Challenge: Please set down all the lines beneath this one exactly, without the pictures.

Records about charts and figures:
══════

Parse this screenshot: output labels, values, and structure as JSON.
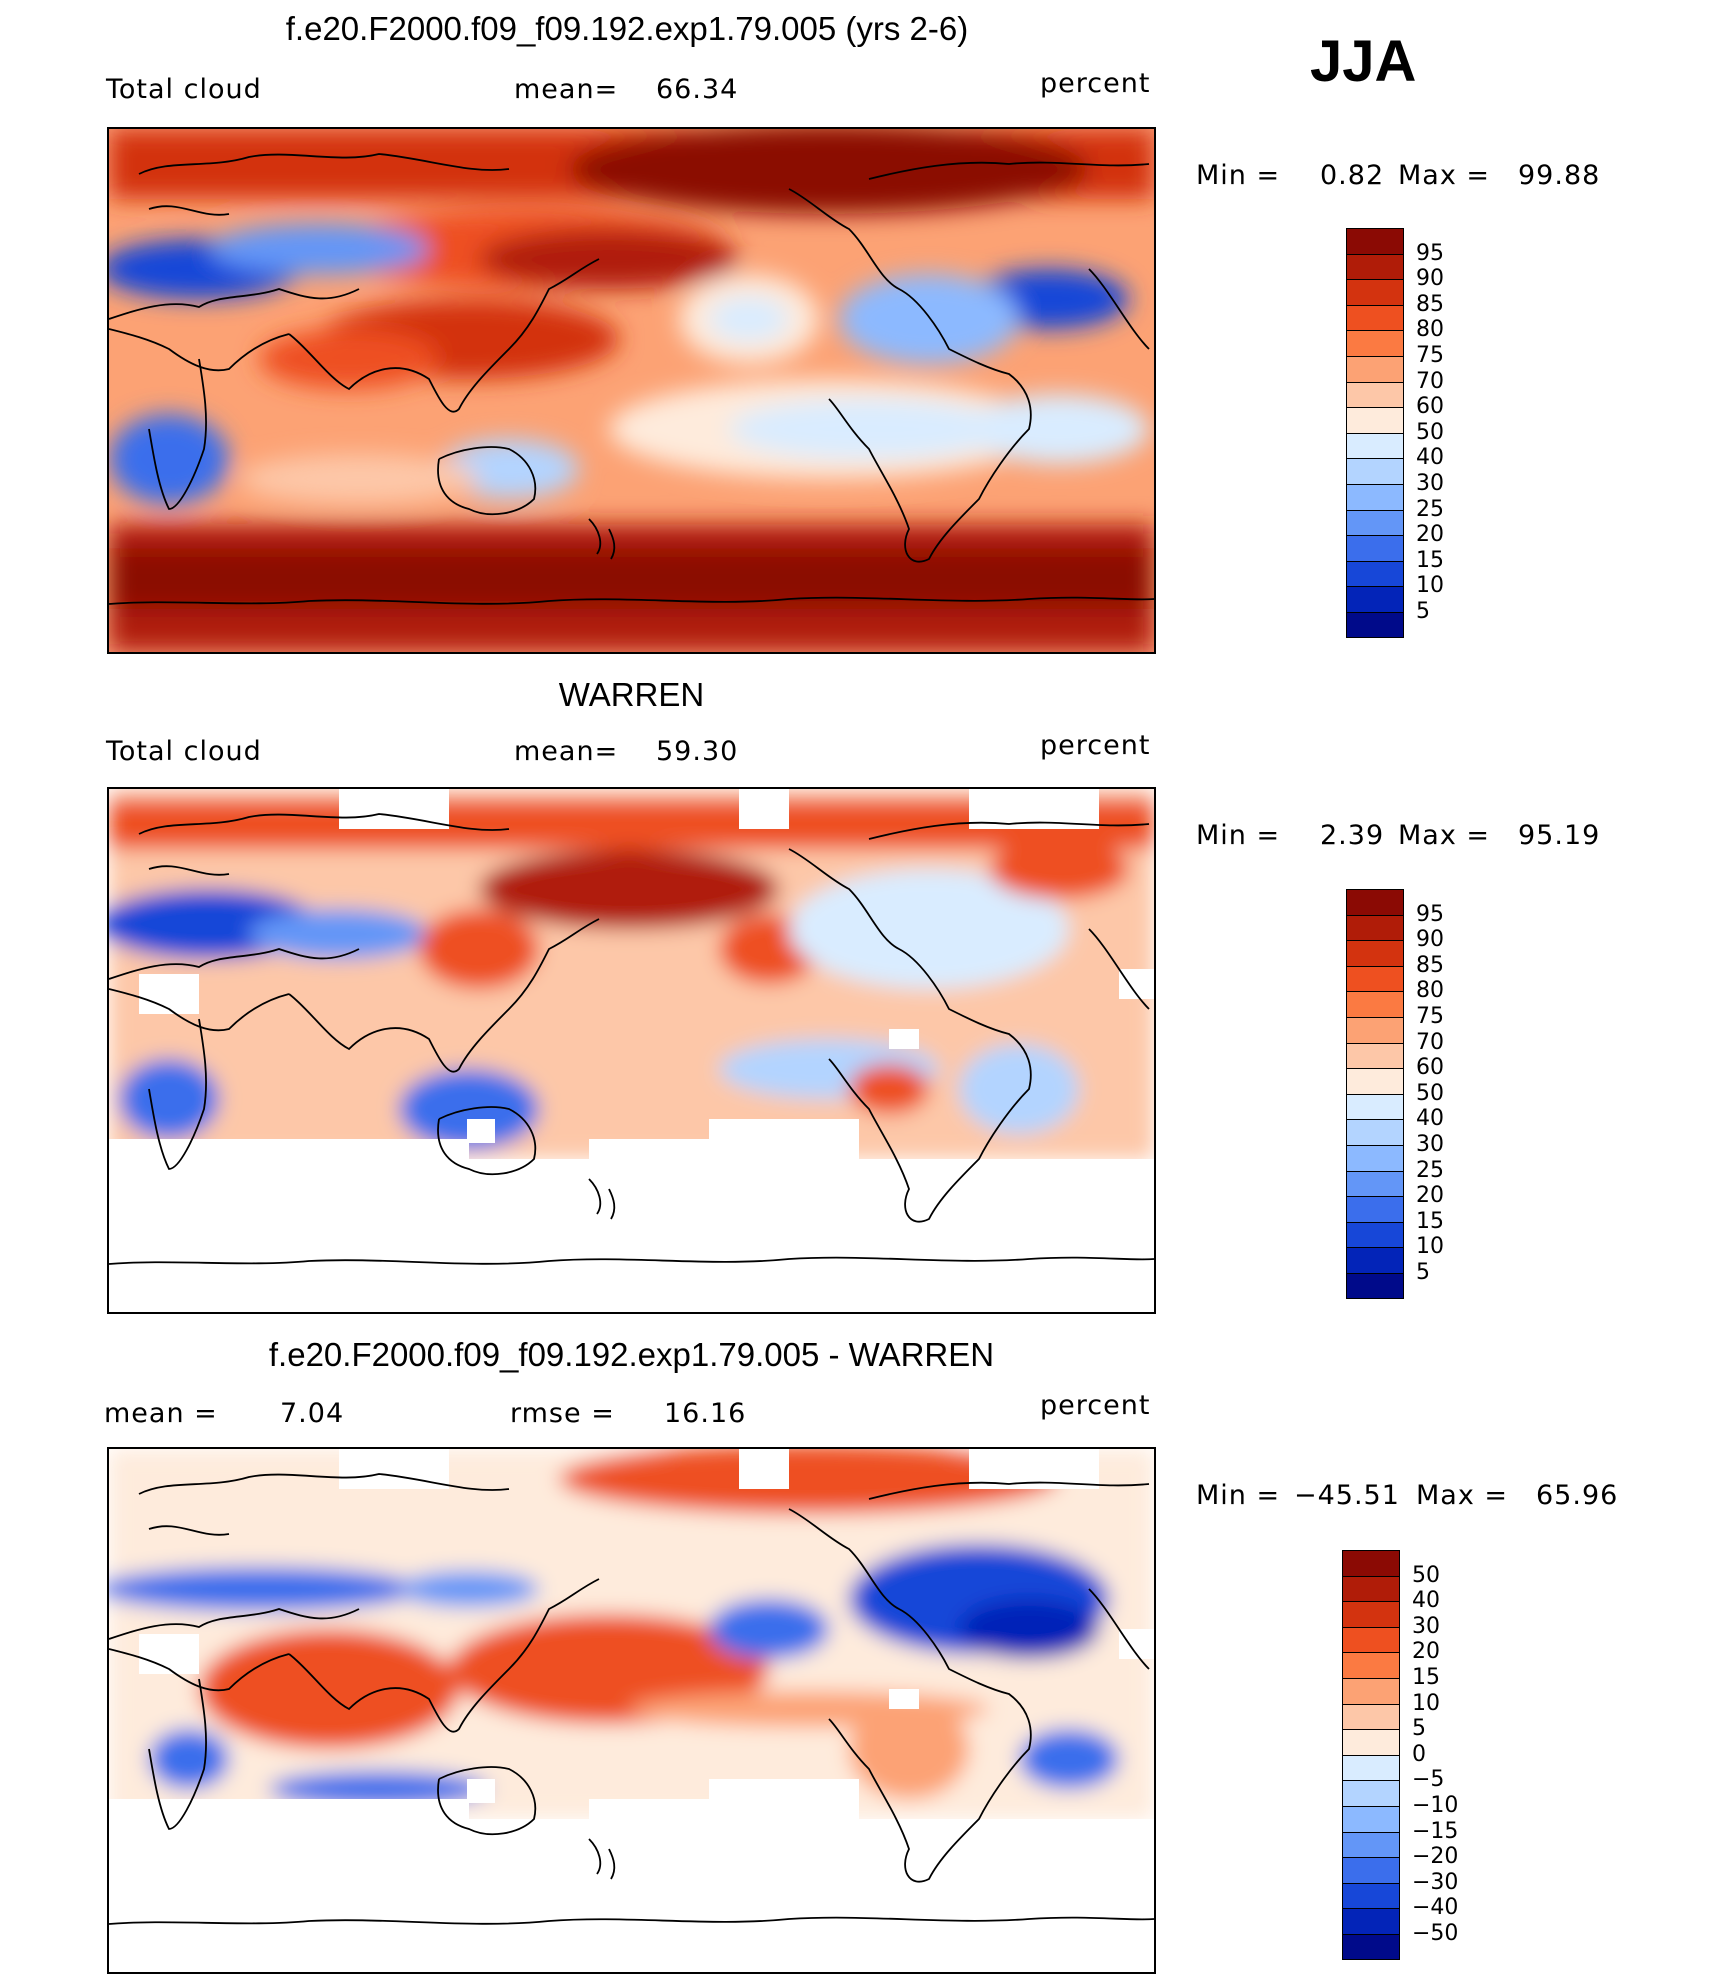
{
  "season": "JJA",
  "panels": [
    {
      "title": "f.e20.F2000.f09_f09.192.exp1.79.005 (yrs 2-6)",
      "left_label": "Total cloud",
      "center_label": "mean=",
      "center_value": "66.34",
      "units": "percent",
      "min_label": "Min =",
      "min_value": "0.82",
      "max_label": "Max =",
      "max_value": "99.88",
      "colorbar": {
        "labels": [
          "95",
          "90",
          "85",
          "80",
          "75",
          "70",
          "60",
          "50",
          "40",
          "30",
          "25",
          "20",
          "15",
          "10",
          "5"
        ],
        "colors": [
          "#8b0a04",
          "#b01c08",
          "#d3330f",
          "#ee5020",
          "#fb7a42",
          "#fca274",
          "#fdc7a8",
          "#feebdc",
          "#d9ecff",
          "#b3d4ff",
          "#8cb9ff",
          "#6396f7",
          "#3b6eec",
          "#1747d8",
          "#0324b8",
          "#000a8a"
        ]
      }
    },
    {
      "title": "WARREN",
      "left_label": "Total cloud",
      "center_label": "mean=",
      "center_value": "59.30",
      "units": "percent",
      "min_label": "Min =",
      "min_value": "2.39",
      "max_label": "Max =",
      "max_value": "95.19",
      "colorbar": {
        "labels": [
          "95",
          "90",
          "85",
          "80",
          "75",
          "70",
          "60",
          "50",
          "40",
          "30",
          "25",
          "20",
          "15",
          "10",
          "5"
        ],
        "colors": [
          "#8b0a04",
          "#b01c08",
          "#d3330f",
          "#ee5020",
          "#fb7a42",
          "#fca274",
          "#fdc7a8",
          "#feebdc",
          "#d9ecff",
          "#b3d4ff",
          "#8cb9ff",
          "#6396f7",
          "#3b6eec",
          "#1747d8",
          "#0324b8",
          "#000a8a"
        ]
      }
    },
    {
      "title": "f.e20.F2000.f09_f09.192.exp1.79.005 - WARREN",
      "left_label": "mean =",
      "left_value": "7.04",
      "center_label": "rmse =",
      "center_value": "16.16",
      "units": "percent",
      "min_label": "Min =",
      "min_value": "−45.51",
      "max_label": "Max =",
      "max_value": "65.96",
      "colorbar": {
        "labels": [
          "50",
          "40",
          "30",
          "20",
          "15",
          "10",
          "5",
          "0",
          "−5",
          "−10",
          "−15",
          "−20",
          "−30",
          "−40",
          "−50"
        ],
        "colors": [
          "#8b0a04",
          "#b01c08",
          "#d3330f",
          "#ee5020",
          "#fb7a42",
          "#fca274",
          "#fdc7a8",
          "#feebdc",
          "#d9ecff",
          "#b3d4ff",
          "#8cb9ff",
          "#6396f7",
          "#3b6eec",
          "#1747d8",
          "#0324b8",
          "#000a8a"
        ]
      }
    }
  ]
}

══════

Output for this exercise:
Parse this screenshot: output labels, values, and structure as JSON.
{
  "season": "JJA",
  "panels": [
    {
      "title": "f.e20.F2000.f09_f09.192.exp1.79.005 (yrs 2-6)",
      "left_label": "Total cloud",
      "center_label": "mean=",
      "center_value": "66.34",
      "units": "percent",
      "min_label": "Min =",
      "min_value": "0.82",
      "max_label": "Max =",
      "max_value": "99.88",
      "colorbar": {
        "labels": [
          "95",
          "90",
          "85",
          "80",
          "75",
          "70",
          "60",
          "50",
          "40",
          "30",
          "25",
          "20",
          "15",
          "10",
          "5"
        ],
        "colors": [
          "#8b0a04",
          "#b01c08",
          "#d3330f",
          "#ee5020",
          "#fb7a42",
          "#fca274",
          "#fdc7a8",
          "#feebdc",
          "#d9ecff",
          "#b3d4ff",
          "#8cb9ff",
          "#6396f7",
          "#3b6eec",
          "#1747d8",
          "#0324b8",
          "#000a8a"
        ]
      }
    },
    {
      "title": "WARREN",
      "left_label": "Total cloud",
      "center_label": "mean=",
      "center_value": "59.30",
      "units": "percent",
      "min_label": "Min =",
      "min_value": "2.39",
      "max_label": "Max =",
      "max_value": "95.19",
      "colorbar": {
        "labels": [
          "95",
          "90",
          "85",
          "80",
          "75",
          "70",
          "60",
          "50",
          "40",
          "30",
          "25",
          "20",
          "15",
          "10",
          "5"
        ],
        "colors": [
          "#8b0a04",
          "#b01c08",
          "#d3330f",
          "#ee5020",
          "#fb7a42",
          "#fca274",
          "#fdc7a8",
          "#feebdc",
          "#d9ecff",
          "#b3d4ff",
          "#8cb9ff",
          "#6396f7",
          "#3b6eec",
          "#1747d8",
          "#0324b8",
          "#000a8a"
        ]
      }
    },
    {
      "title": "f.e20.F2000.f09_f09.192.exp1.79.005 - WARREN",
      "left_label": "mean =",
      "left_value": "7.04",
      "center_label": "rmse =",
      "center_value": "16.16",
      "units": "percent",
      "min_label": "Min =",
      "min_value": "−45.51",
      "max_label": "Max =",
      "max_value": "65.96",
      "colorbar": {
        "labels": [
          "50",
          "40",
          "30",
          "20",
          "15",
          "10",
          "5",
          "0",
          "−5",
          "−10",
          "−15",
          "−20",
          "−30",
          "−40",
          "−50"
        ],
        "colors": [
          "#8b0a04",
          "#b01c08",
          "#d3330f",
          "#ee5020",
          "#fb7a42",
          "#fca274",
          "#fdc7a8",
          "#feebdc",
          "#d9ecff",
          "#b3d4ff",
          "#8cb9ff",
          "#6396f7",
          "#3b6eec",
          "#1747d8",
          "#0324b8",
          "#000a8a"
        ]
      }
    }
  ]
}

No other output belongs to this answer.